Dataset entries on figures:
-- Start --

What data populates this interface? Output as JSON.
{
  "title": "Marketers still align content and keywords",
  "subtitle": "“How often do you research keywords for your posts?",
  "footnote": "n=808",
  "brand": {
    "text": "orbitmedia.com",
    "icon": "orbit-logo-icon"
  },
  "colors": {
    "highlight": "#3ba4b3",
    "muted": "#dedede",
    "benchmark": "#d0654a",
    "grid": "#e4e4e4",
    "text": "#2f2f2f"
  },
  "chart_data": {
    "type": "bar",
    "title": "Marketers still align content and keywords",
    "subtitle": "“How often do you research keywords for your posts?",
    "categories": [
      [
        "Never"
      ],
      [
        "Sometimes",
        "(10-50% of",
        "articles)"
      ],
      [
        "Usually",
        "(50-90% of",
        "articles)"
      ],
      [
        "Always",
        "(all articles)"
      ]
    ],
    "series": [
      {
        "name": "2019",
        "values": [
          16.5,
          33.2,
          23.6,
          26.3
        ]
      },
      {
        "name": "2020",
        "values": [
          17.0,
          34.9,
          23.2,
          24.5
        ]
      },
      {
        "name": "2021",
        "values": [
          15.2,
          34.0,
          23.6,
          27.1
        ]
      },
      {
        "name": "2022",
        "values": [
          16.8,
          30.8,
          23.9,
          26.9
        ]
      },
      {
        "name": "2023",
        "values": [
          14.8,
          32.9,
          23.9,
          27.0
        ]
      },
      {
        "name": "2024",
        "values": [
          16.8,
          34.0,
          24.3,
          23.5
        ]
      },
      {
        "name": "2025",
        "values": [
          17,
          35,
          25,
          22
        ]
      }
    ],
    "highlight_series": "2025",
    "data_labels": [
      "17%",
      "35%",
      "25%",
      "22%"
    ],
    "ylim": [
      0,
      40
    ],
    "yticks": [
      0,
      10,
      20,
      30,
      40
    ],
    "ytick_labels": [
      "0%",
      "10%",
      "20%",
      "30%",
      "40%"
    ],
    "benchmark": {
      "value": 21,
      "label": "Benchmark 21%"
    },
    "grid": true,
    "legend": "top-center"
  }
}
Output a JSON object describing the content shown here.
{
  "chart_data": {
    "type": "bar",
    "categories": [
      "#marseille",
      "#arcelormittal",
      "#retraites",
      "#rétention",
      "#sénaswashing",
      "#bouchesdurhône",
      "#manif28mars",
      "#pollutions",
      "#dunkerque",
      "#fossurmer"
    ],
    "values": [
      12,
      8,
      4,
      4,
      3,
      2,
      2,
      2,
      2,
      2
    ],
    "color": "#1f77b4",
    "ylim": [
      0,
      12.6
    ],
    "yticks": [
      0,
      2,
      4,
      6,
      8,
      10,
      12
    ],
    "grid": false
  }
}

-- End --

* **TO BE DONE**
Go over the data above and copy every line that has the word "research" in it.

* **RESULT FOR THIS TASK**
  "subtitle": "“How often do you research keywords for your posts?",
    "subtitle": "“How often do you research keywords for your posts?",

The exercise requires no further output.